◆ EXERCISE AIM
Would you write out the entries below, every one of them, exactly?

◆ DATASET ENTRIES
* * *

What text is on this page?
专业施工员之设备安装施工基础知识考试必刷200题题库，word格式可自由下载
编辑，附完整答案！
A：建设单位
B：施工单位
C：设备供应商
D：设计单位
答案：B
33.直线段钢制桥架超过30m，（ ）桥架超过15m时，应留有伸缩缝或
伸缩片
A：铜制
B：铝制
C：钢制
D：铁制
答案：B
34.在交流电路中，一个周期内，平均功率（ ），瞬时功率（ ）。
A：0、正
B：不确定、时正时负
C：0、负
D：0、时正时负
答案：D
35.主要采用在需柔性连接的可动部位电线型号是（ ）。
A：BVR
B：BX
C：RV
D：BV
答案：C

* * *

◆ EXERCISE SOLUTION
What text is on this page?
专业施工员之设备安装施工基础知识考试必刷200题题库，word格式可自由下载
编辑，附完整答案！
A：建设单位
B：施工单位
C：设备供应商
D：设计单位
答案：B
33.直线段钢制桥架超过30m，（ ）桥架超过15m时，应留有伸缩缝或
伸缩片
A：铜制
B：铝制
C：钢制
D：铁制
答案：B
34.在交流电路中，一个周期内，平均功率（ ），瞬时功率（ ）。
A：0、正
B：不确定、时正时负
C：0、负
D：0、时正时负
答案：D
35.主要采用在需柔性连接的可动部位电线型号是（ ）。
A：BVR
B：BX
C：RV
D：BV
答案：C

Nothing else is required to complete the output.